TASK TO CARRY OUT
Pull each line containing "chevron" out of the data and copy it.

Stored data

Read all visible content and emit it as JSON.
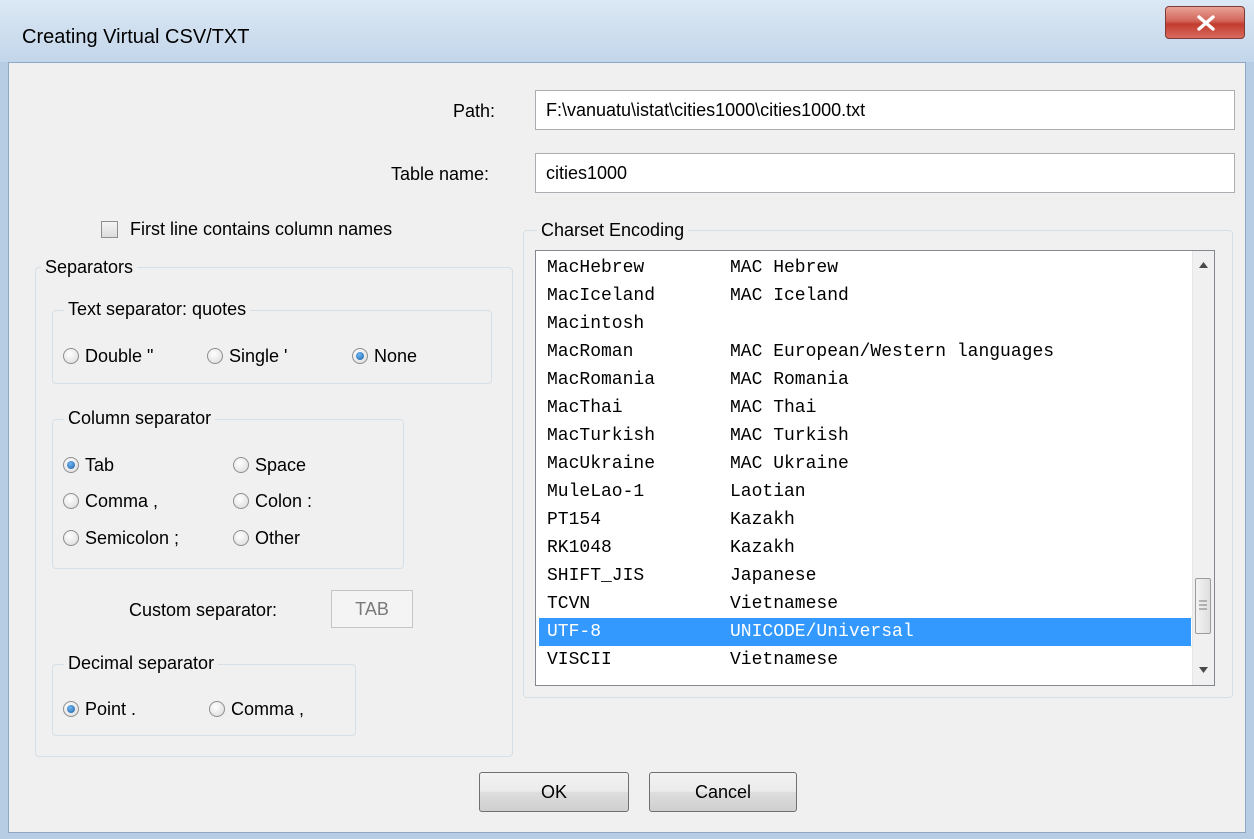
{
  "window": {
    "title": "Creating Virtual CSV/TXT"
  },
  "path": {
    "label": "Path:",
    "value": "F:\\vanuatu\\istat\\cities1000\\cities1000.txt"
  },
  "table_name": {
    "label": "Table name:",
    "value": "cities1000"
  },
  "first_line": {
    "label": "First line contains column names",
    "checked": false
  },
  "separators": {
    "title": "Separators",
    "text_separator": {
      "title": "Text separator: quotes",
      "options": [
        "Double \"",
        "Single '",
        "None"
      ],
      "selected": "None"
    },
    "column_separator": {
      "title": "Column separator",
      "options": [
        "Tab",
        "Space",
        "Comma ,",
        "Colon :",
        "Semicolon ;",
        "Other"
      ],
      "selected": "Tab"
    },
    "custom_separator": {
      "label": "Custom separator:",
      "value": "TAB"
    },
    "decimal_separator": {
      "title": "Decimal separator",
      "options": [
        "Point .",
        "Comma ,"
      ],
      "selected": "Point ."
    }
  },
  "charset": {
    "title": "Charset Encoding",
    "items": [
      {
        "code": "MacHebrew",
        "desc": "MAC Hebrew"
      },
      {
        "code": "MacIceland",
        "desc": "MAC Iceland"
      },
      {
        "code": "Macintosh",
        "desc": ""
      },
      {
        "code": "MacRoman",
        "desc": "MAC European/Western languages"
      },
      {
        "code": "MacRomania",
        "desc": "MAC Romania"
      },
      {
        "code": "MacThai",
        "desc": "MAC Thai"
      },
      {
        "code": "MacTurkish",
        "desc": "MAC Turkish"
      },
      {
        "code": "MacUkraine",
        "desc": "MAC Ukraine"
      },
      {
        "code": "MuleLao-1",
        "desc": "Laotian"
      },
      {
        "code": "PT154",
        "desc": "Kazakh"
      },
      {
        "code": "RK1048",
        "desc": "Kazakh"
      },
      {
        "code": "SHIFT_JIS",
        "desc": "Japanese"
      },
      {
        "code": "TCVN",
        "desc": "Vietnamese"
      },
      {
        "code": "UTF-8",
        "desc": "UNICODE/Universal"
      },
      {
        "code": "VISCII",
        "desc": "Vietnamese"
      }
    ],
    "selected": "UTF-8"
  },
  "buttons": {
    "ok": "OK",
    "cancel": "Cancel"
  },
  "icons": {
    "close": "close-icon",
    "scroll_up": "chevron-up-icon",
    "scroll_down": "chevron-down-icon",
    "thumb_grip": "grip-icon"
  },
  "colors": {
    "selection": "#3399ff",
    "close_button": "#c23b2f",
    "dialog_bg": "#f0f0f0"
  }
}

ANSWER TO THE EXERCISE
    "scroll_up": "chevron-up-icon",
    "scroll_down": "chevron-down-icon",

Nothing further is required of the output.